List each line of the data that holds the string "JSON".

━━━━

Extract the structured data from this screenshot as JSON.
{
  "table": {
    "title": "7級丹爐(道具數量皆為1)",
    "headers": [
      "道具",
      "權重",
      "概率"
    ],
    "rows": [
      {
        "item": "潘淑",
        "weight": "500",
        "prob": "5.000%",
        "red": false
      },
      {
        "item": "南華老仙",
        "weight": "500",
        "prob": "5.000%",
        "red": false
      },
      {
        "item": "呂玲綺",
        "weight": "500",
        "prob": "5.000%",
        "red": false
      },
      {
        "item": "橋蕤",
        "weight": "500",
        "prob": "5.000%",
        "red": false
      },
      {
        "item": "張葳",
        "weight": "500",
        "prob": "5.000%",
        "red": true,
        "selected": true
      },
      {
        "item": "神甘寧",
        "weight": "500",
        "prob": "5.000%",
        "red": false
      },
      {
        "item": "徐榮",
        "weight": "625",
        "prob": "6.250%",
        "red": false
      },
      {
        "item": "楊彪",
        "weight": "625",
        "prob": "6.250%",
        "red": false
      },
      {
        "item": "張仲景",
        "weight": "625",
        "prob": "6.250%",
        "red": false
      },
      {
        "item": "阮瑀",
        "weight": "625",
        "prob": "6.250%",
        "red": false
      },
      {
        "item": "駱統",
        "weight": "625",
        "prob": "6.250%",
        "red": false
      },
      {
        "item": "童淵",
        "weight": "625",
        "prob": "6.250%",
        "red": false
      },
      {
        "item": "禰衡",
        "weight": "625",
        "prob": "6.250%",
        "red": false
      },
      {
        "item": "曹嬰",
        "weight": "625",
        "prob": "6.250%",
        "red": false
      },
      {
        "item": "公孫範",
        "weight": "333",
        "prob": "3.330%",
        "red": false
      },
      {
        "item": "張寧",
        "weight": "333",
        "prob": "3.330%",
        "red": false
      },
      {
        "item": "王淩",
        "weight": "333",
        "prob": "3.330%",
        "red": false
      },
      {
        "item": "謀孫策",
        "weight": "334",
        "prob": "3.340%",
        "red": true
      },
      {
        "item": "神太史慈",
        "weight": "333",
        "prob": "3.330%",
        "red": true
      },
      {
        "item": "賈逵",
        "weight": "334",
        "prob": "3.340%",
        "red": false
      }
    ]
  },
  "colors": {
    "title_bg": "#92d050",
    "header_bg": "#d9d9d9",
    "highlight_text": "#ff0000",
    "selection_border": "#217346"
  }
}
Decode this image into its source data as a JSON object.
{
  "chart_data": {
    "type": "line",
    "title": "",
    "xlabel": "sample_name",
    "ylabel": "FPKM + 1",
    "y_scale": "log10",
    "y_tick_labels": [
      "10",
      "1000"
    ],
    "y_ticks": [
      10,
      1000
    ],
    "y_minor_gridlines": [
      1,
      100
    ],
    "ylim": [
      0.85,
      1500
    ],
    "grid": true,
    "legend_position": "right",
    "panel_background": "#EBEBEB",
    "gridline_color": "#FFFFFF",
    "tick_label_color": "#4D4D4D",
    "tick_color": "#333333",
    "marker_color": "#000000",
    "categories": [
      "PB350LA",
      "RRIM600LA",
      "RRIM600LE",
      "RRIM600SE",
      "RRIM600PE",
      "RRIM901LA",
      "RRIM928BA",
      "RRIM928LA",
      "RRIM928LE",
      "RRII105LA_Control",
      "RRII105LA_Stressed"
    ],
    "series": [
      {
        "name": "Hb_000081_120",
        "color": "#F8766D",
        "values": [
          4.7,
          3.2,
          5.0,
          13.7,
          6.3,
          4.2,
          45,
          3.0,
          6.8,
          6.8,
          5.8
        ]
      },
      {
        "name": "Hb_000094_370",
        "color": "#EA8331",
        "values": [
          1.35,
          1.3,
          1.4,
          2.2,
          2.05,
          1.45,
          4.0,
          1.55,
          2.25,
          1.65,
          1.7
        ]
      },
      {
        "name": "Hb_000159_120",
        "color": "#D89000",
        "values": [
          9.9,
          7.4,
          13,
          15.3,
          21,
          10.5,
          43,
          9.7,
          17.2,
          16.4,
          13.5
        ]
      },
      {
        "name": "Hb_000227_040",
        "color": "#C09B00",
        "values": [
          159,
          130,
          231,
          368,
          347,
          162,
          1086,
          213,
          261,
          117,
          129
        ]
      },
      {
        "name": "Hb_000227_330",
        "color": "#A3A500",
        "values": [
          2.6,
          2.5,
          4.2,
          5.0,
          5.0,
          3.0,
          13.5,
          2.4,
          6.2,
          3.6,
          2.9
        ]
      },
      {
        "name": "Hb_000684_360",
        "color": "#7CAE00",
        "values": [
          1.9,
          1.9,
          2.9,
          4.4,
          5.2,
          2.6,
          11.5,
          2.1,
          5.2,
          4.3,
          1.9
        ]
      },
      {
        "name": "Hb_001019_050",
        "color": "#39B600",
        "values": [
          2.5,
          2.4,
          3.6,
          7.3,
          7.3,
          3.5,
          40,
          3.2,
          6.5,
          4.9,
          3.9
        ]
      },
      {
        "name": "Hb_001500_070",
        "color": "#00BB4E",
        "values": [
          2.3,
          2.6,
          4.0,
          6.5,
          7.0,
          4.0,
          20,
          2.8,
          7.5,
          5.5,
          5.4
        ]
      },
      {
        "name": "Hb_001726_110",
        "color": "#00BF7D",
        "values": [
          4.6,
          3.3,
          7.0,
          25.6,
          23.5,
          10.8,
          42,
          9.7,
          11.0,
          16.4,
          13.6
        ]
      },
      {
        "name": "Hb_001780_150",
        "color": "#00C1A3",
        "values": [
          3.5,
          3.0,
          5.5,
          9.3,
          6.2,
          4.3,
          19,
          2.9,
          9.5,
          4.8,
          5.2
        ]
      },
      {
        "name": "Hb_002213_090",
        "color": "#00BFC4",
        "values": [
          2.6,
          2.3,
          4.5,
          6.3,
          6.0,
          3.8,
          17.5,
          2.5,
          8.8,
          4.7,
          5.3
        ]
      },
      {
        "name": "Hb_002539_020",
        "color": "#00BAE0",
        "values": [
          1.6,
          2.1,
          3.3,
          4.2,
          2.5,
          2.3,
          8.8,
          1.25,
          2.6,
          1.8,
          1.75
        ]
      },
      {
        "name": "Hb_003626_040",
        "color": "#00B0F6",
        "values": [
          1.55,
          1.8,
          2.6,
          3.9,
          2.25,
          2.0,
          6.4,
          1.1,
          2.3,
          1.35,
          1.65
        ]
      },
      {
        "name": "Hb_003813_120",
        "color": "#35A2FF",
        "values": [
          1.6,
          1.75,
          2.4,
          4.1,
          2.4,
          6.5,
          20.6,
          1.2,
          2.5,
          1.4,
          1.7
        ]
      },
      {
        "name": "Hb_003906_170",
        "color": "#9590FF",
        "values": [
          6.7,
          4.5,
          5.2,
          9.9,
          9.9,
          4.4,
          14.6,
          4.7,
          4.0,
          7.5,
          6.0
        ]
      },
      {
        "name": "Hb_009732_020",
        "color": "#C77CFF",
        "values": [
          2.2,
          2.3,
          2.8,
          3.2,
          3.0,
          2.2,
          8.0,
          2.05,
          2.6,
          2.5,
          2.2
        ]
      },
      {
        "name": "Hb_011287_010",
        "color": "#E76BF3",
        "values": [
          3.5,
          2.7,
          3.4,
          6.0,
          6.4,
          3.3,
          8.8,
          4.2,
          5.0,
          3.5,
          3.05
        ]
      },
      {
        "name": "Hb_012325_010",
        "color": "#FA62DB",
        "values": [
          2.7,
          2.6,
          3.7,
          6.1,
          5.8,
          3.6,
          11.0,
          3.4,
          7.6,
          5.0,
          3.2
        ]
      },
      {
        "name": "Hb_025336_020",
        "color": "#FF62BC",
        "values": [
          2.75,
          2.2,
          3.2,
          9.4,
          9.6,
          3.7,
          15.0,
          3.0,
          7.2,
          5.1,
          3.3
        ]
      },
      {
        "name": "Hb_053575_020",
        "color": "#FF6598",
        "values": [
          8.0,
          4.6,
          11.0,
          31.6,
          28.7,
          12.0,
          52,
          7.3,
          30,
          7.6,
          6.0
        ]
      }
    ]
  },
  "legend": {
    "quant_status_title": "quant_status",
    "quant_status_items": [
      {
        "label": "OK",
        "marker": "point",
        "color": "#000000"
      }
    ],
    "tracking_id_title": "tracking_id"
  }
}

━━━━

_WORKED SOLUTION_
Extract the structured data from this screenshot as JSON.
Decode this image into its source data as a JSON object.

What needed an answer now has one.